*STATED PROBLEM:* Copy each line of the records that holds the string "document".

*MATERIALS PROVIDED:*

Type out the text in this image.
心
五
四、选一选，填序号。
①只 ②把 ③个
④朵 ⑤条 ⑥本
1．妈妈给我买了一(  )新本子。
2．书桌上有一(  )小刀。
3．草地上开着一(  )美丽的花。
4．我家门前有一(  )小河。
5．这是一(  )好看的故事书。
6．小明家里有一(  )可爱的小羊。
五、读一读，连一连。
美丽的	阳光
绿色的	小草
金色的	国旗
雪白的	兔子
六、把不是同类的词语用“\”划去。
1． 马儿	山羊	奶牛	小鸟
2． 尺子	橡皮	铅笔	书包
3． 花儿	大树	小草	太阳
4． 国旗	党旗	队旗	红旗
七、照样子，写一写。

...

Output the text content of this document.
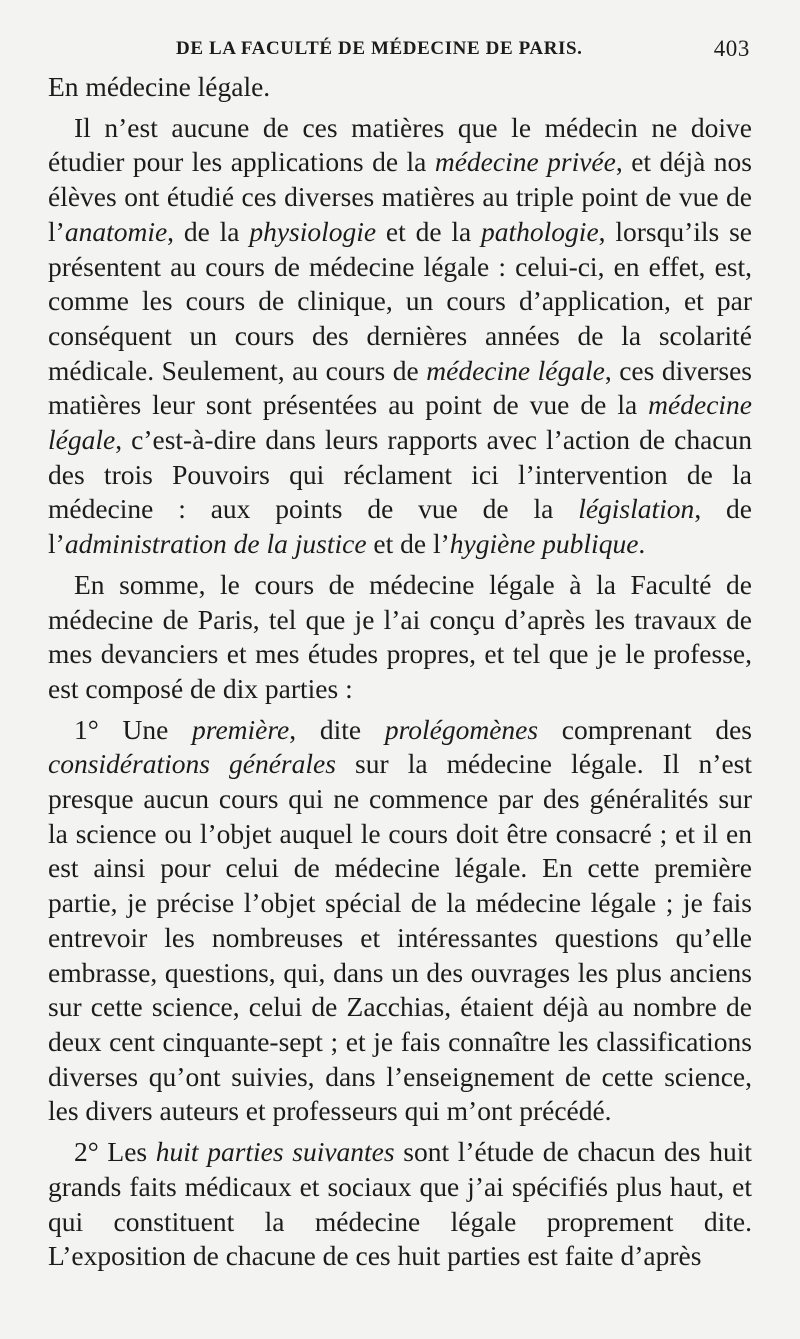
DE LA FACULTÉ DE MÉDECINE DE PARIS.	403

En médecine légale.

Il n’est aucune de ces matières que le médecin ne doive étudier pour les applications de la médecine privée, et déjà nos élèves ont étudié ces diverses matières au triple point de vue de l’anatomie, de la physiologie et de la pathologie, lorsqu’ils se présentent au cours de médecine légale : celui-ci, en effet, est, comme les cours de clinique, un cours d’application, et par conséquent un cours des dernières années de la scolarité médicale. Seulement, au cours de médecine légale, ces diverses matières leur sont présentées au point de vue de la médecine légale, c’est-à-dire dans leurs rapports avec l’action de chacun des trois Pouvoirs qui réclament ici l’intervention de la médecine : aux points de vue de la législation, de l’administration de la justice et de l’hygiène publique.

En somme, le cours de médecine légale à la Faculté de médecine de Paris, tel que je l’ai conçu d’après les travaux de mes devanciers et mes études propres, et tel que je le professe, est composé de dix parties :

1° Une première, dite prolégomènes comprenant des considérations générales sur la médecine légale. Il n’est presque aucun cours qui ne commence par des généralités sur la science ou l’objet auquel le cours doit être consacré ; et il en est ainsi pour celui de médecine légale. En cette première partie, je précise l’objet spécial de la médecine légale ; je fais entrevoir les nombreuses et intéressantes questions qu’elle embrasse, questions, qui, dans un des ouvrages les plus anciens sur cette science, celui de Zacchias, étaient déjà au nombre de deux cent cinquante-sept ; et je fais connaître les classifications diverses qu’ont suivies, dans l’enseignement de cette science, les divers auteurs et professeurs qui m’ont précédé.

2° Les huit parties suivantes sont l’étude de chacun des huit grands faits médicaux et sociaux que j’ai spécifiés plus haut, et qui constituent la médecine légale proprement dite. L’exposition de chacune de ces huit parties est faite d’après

* * *

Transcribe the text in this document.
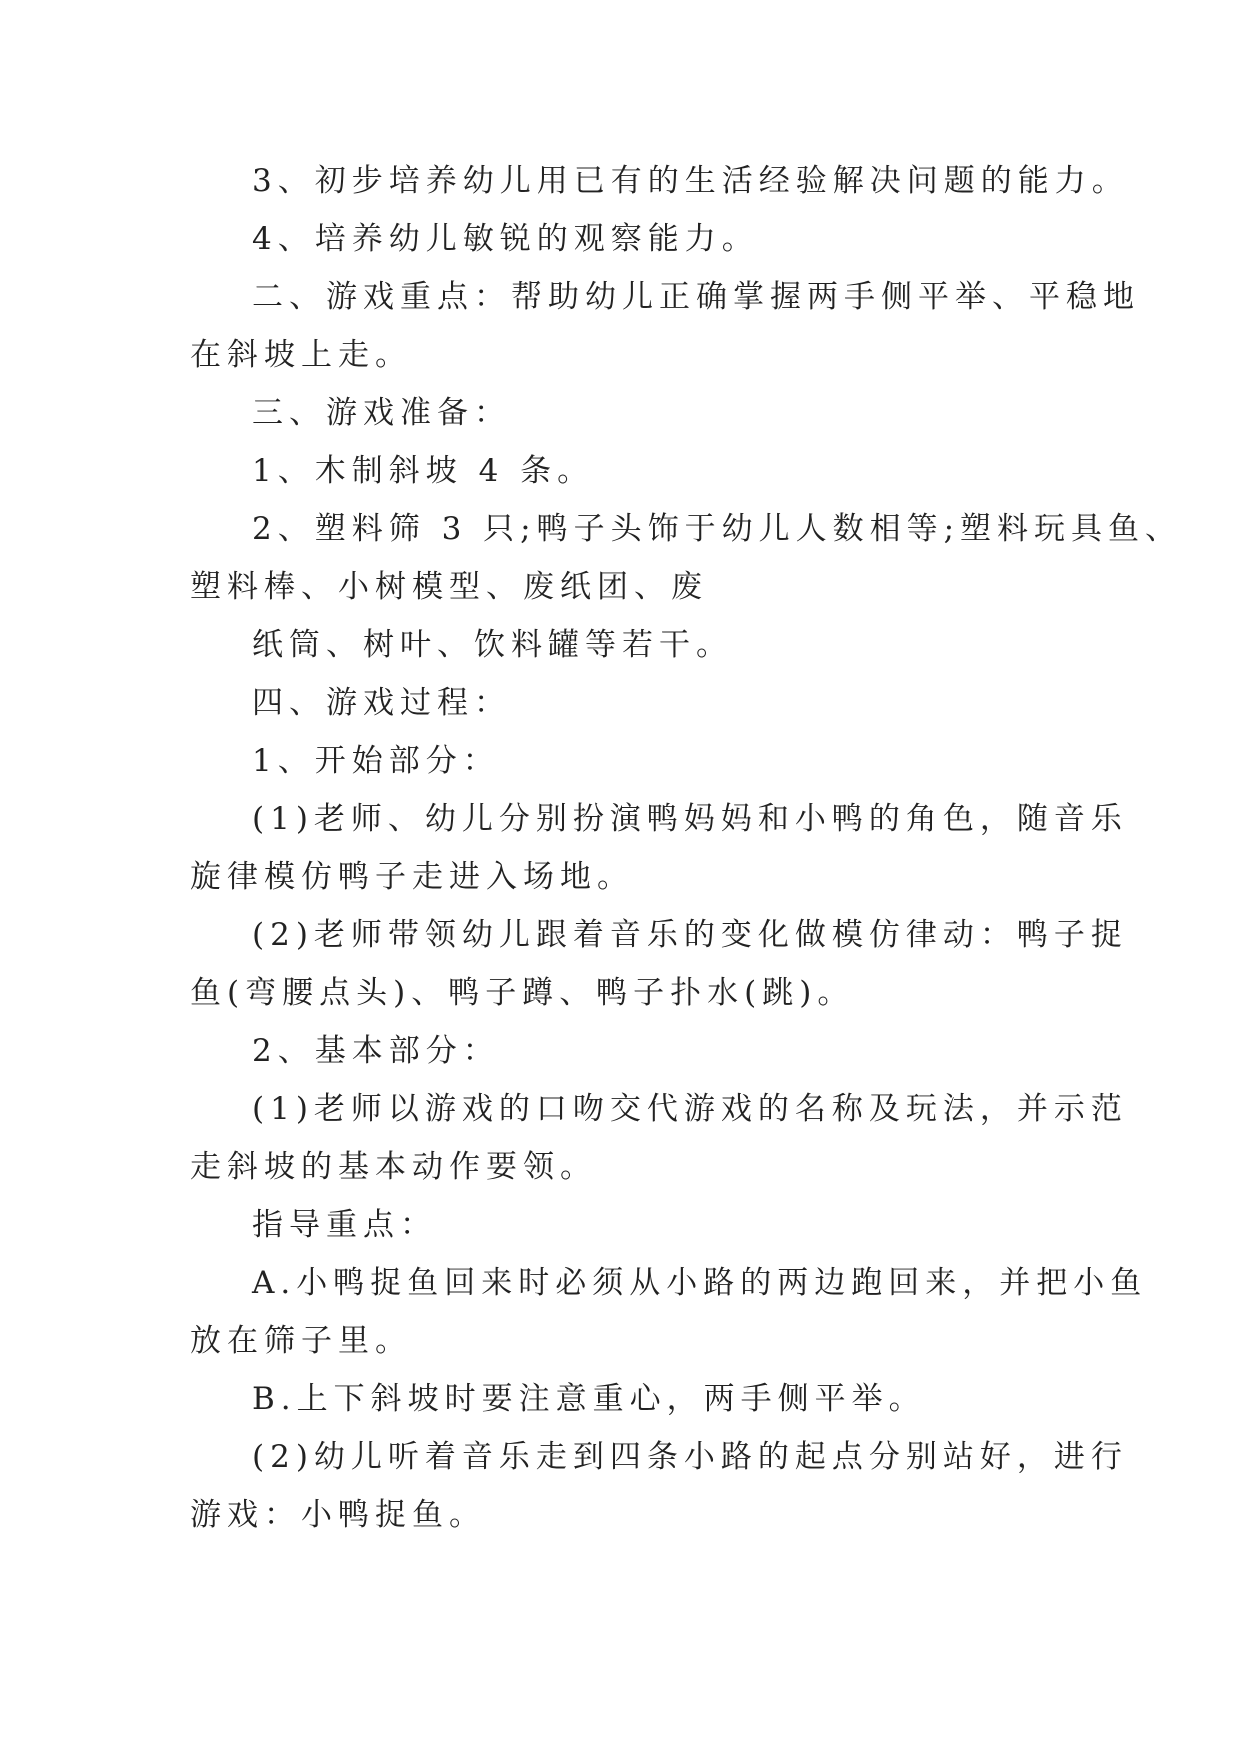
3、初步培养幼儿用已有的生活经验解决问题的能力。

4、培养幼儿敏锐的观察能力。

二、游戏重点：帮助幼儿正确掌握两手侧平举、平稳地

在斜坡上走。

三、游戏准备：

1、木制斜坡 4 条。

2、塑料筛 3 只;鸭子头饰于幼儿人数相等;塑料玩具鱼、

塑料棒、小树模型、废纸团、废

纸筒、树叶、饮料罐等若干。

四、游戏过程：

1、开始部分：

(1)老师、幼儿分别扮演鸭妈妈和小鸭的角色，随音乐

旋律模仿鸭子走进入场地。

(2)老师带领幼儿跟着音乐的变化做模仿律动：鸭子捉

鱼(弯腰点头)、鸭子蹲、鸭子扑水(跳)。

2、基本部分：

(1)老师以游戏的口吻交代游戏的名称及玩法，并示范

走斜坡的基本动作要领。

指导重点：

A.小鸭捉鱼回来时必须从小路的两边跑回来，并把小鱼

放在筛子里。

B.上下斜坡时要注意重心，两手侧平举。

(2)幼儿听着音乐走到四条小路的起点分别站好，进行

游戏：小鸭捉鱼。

*SOLUTION TO THIS PROBLEM:*
Output the text content of this document.
Transcribe the text in this document.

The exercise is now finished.